Dataset rows —
====================

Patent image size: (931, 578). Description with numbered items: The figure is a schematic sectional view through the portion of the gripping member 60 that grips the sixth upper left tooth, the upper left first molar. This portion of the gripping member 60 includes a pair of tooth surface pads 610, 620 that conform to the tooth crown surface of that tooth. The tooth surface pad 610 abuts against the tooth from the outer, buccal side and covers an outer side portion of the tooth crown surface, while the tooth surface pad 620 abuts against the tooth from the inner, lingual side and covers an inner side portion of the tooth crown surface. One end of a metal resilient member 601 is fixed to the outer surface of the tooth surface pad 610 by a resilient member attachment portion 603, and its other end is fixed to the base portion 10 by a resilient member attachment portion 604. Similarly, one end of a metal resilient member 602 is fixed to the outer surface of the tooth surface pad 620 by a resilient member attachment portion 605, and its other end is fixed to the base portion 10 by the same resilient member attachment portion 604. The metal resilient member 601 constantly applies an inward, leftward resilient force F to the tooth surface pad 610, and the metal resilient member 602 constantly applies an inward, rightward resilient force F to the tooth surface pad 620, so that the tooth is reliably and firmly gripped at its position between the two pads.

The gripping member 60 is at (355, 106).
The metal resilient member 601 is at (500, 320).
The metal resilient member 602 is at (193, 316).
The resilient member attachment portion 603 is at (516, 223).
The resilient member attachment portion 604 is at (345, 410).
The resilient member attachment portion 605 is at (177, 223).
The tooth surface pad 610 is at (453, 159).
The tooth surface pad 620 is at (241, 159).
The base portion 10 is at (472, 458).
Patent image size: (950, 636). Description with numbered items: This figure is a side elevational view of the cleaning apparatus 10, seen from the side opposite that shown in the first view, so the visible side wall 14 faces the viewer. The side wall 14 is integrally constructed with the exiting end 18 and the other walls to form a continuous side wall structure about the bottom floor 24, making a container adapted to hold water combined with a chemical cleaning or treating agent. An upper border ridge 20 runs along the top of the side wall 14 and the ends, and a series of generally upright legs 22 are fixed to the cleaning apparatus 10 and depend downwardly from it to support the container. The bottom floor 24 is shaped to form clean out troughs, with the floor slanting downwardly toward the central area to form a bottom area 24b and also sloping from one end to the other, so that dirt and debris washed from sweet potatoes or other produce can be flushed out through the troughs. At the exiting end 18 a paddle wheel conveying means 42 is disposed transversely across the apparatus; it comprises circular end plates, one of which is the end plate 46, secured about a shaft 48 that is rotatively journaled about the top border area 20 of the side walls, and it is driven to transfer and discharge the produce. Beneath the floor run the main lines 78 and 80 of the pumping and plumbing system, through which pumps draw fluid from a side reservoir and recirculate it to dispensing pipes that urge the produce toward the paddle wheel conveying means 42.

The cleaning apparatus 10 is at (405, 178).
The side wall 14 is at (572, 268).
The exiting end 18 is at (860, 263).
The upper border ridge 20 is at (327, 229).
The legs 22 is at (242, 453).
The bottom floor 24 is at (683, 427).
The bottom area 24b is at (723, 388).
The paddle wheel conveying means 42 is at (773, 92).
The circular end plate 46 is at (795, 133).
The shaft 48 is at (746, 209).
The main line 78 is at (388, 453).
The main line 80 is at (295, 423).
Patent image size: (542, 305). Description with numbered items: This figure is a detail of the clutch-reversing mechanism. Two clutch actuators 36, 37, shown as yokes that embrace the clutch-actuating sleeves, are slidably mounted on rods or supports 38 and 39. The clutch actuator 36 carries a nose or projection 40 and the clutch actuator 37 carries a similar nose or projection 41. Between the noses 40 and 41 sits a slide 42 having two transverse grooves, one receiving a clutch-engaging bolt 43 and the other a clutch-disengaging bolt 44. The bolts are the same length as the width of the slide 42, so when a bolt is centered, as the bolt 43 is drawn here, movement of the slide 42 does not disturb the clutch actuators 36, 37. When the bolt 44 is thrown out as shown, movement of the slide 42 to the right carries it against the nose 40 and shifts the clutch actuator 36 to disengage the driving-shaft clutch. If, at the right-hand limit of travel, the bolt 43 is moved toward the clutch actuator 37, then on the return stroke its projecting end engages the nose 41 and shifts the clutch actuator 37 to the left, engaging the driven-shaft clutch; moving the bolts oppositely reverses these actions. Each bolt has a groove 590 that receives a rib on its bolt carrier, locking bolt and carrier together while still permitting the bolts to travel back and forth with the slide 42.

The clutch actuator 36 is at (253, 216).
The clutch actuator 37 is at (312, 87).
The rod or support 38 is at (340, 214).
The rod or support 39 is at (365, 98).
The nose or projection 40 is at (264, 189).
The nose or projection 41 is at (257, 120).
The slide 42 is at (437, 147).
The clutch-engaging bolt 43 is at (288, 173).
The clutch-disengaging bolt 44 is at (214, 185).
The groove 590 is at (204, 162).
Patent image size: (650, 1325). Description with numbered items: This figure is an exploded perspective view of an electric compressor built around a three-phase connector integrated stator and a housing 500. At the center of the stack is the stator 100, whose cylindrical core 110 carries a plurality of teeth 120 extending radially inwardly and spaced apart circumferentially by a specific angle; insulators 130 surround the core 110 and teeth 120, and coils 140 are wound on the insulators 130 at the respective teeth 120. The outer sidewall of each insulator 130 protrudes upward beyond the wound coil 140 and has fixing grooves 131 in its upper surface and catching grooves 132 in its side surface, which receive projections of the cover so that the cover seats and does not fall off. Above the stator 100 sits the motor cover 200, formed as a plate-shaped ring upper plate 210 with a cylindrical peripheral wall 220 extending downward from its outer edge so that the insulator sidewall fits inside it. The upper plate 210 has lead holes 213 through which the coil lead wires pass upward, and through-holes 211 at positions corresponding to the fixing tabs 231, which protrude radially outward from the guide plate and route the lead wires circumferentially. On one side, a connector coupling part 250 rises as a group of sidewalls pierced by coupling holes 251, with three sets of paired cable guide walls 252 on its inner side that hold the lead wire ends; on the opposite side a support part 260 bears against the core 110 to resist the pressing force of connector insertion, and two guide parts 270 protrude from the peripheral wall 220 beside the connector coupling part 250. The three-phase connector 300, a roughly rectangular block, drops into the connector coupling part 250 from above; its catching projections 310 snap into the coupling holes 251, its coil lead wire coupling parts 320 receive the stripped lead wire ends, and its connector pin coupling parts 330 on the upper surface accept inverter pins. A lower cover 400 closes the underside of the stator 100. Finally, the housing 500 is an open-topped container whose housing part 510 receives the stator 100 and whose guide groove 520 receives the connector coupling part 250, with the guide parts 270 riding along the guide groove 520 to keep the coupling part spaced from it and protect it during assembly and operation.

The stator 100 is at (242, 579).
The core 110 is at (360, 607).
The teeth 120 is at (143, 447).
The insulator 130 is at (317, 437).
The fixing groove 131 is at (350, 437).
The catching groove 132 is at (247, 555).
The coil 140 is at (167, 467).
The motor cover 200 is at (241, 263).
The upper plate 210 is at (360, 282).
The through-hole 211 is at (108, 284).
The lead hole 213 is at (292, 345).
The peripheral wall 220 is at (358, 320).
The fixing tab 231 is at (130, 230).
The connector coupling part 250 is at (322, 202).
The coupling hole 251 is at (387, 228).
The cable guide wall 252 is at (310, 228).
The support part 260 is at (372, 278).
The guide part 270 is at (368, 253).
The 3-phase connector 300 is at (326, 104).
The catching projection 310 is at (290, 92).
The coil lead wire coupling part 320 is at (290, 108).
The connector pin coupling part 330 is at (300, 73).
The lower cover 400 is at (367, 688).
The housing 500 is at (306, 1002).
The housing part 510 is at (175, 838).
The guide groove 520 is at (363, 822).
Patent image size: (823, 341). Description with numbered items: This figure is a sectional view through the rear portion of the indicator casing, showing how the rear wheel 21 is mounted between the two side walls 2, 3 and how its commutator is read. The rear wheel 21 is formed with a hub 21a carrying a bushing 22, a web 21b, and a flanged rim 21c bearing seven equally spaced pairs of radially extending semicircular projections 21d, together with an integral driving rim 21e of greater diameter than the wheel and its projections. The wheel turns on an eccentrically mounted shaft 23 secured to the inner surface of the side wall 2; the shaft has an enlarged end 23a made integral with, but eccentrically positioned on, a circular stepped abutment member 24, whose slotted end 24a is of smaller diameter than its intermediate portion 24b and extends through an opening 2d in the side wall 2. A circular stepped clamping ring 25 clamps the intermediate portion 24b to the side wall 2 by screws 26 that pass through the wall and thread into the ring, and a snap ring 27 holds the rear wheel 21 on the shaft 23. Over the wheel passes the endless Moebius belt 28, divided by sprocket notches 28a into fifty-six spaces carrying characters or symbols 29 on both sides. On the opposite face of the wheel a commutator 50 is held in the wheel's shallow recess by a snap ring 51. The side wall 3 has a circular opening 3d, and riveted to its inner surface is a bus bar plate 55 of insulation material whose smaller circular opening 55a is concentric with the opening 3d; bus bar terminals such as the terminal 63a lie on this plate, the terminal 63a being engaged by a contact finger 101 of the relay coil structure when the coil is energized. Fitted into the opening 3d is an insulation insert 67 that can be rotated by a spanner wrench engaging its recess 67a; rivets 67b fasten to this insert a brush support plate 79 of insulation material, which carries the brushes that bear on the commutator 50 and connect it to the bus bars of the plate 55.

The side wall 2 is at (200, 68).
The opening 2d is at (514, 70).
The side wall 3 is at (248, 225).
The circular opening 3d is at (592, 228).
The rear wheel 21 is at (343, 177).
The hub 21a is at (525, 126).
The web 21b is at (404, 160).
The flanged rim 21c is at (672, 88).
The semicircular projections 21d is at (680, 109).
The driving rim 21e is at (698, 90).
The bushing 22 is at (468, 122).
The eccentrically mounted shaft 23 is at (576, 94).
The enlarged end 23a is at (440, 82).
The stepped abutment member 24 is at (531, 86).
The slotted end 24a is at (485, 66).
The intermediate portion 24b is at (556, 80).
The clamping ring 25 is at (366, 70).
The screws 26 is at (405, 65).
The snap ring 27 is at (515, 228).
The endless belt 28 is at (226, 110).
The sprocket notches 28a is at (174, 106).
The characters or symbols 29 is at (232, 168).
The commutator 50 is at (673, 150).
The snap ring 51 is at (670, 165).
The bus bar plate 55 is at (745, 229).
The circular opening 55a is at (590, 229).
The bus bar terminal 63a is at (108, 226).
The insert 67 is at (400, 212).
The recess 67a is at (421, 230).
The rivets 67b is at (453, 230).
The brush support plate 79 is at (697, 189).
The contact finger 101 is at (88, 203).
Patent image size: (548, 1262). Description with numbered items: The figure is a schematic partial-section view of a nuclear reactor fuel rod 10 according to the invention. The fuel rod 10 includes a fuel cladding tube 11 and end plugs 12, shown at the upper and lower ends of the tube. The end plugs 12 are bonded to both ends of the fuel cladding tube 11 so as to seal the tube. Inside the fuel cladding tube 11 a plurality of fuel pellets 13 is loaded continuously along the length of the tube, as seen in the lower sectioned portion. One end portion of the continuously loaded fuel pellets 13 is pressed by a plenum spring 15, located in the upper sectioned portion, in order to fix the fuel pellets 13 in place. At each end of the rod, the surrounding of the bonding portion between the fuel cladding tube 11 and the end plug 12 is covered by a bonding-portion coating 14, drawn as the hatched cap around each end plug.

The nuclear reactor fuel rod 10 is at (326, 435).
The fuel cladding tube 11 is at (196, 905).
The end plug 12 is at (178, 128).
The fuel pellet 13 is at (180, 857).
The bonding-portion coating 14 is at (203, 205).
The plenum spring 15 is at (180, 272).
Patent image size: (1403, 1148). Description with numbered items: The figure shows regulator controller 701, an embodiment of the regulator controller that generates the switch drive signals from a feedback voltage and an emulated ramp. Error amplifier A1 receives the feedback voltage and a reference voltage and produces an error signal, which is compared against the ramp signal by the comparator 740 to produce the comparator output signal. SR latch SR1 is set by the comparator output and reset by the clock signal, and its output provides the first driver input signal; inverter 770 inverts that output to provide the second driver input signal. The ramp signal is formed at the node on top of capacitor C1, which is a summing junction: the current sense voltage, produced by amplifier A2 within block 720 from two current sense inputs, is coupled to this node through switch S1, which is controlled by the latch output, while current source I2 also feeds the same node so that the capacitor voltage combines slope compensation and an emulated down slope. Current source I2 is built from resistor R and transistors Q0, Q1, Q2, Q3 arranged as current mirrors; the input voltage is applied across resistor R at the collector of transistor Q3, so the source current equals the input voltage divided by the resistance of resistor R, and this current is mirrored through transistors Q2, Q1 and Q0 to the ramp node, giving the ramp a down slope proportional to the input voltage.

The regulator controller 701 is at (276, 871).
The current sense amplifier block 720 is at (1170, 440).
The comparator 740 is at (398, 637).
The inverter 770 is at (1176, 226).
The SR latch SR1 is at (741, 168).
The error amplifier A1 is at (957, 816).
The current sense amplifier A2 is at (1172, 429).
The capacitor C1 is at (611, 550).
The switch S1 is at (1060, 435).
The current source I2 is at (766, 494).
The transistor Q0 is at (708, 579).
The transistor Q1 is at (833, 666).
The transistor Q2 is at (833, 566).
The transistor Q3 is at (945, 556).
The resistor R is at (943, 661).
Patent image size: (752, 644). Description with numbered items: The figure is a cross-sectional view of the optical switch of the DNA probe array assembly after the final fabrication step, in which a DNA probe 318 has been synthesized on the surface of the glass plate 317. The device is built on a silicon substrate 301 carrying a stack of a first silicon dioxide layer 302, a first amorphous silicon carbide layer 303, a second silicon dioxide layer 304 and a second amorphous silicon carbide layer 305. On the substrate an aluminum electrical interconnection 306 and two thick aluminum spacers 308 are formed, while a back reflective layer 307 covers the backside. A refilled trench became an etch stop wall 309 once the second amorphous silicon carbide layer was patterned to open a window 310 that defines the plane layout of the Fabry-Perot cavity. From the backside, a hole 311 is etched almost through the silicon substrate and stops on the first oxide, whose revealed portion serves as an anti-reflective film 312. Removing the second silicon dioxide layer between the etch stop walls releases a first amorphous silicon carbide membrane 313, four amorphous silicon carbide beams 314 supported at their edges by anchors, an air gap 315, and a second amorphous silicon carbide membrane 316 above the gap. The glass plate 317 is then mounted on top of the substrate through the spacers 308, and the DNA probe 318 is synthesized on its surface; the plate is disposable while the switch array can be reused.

====================

Render the material from the line containing "Patent image size: (548, 1262)." down through the line containing "The plenum spring 15 is at (180, 272)." as a two-column CSV headed input and output. Give one row per description, with the description in input and its answer in output, each in a single quoted field with line breaks turned into spaces.

input,output
"Patent image size: (548, 1262). Description with numbered items: The figure is a schematic partial-section view of a nuclear reactor fuel rod 10 according to the invention. The fuel rod 10 includes a fuel cladding tube 11 and end plugs 12, shown at the upper and lower ends of the tube. The end plugs 12 are bonded to both ends of the fuel cladding tube 11 so as to seal the tube. Inside the fuel cladding tube 11 a plurality of fuel pellets 13 is loaded continuously along the length of the tube, as seen in the lower sectioned portion. One end portion of the continuously loaded fuel pellets 13 is pressed by a plenum spring 15, located in the upper sectioned portion, in order to fix the fuel pellets 13 in place. At each end of the rod, the surrounding of the bonding portion between the fuel cladding tube 11 and the end plug 12 is covered by a bonding-portion coating 14, drawn as the hatched cap around each end plug.","The nuclear reactor fuel rod 10 is at (326, 435). The fuel cladding tube 11 is at (196, 905). The end plug 12 is at (178, 128). The fuel pellet 13 is at (180, 857). The bonding-portion coating 14 is at (203, 205). The plenum spring 15 is at (180, 272)."